— GIVEN TASK —
Gather every line from the entries below that includes "olamaz".

— DATA IN THIS EXERCISE —
○ ○ ○ ○ ○ ○ ○
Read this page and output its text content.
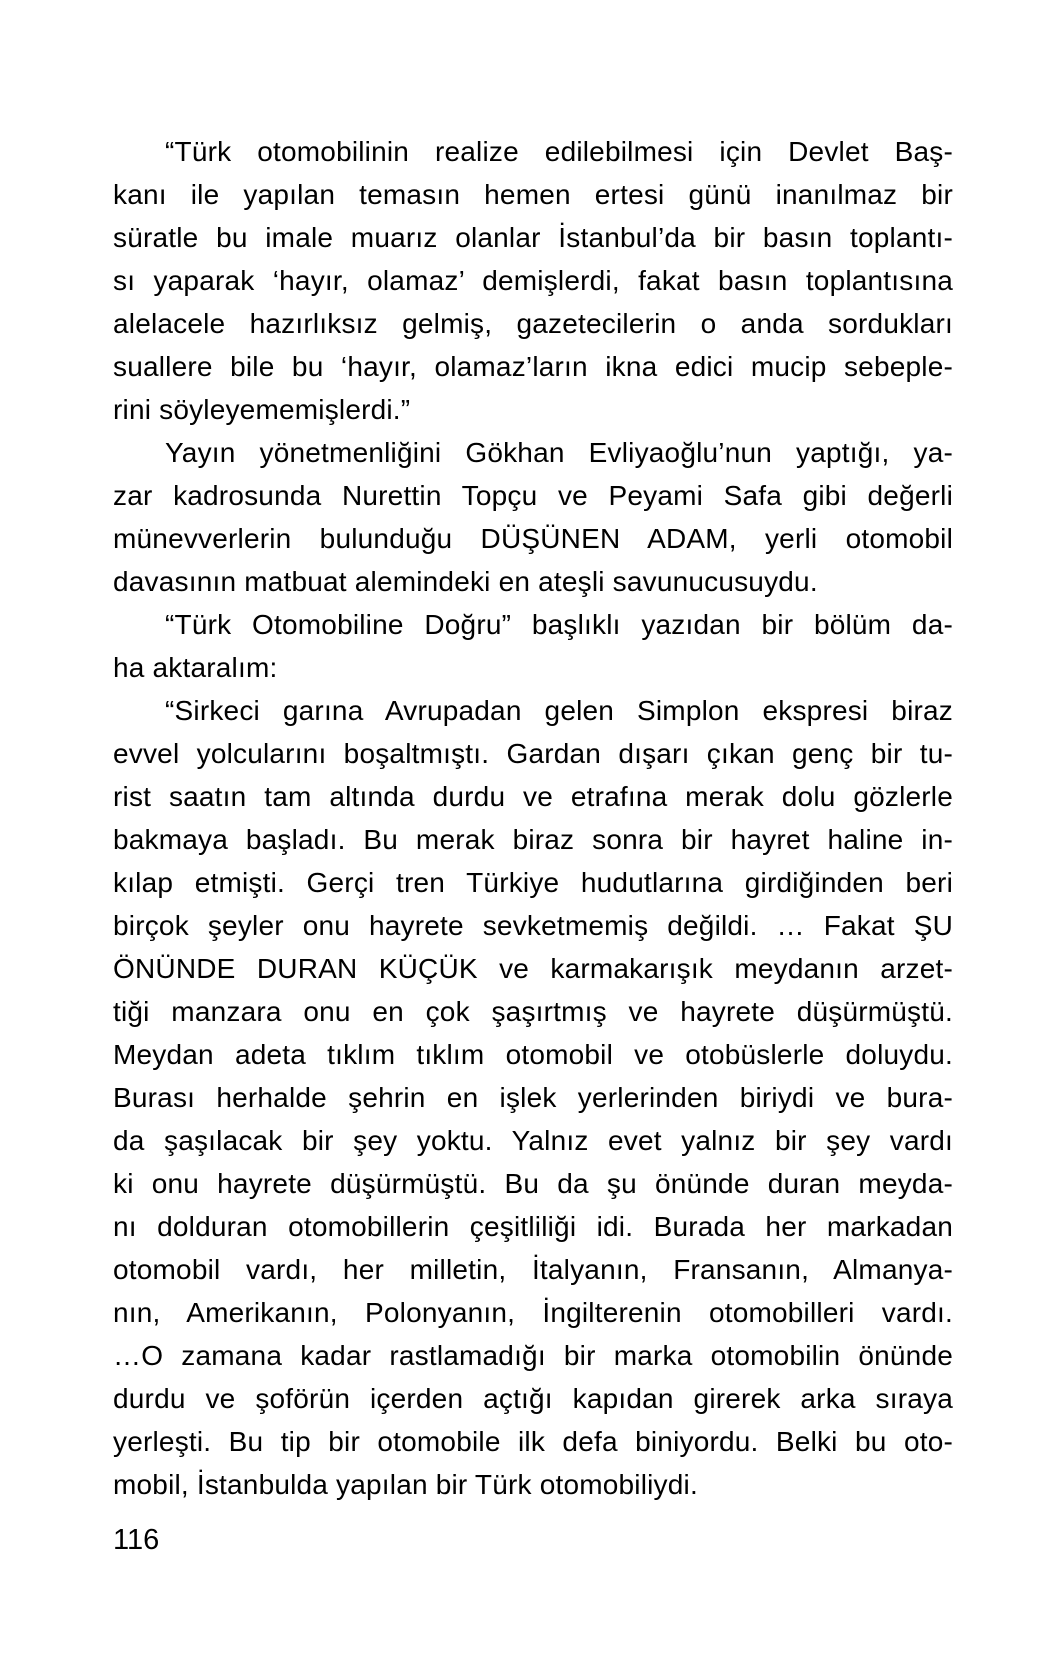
“Türk otomobilinin realize edilebilmesi için Devlet Baş-
kanı ile yapılan temasın hemen ertesi günü inanılmaz bir
süratle bu imale muarız olanlar İstanbul’da bir basın toplantı-
sı yaparak ‘hayır, olamaz’ demişlerdi, fakat basın toplantısına
alelacele hazırlıksız gelmiş, gazetecilerin o anda sordukları
suallere bile bu ‘hayır, olamaz’ların ikna edici mucip sebeple-
rini söyleyememişlerdi.”
Yayın yönetmenliğini Gökhan Evliyaoğlu’nun yaptığı, ya-
zar kadrosunda Nurettin Topçu ve Peyami Safa gibi değerli
münevverlerin bulunduğu DÜŞÜNEN ADAM, yerli otomobil
davasının matbuat alemindeki en ateşli savunucusuydu.
“Türk Otomobiline Doğru” başlıklı yazıdan bir bölüm da-
ha aktaralım:
“Sirkeci garına Avrupadan gelen Simplon ekspresi biraz
evvel yolcularını boşaltmıştı. Gardan dışarı çıkan genç bir tu-
rist saatın tam altında durdu ve etrafına merak dolu gözlerle
bakmaya başladı. Bu merak biraz sonra bir hayret haline in-
kılap etmişti. Gerçi tren Türkiye hudutlarına girdiğinden beri
birçok şeyler onu hayrete sevketmemiş değildi. … Fakat ŞU
ÖNÜNDE DURAN KÜÇÜK ve karmakarışık meydanın arzet-
tiği manzara onu en çok şaşırtmış ve hayrete düşürmüştü.
Meydan adeta tıklım tıklım otomobil ve otobüslerle doluydu.
Burası herhalde şehrin en işlek yerlerinden biriydi ve bura-
da şaşılacak bir şey yoktu. Yalnız evet yalnız bir şey vardı
ki onu hayrete düşürmüştü. Bu da şu önünde duran meyda-
nı dolduran otomobillerin çeşitliliği idi. Burada her markadan
otomobil vardı, her milletin, İtalyanın, Fransanın, Almanya-
nın, Amerikanın, Polonyanın, İngilterenin otomobilleri vardı.
…O zamana kadar rastlamadığı bir marka otomobilin önünde
durdu ve şoförün içerden açtığı kapıdan girerek arka sıraya
yerleşti. Bu tip bir otomobile ilk defa biniyordu. Belki bu oto-
mobil, İstanbulda yapılan bir Türk otomobiliydi.
116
○ ○ ○ ○ ○ ○ ○
— ANSWER IN FULL —
sı yaparak ‘hayır, olamaz’ demişlerdi, fakat basın toplantısına
suallere bile bu ‘hayır, olamaz’ların ikna edici mucip sebeple-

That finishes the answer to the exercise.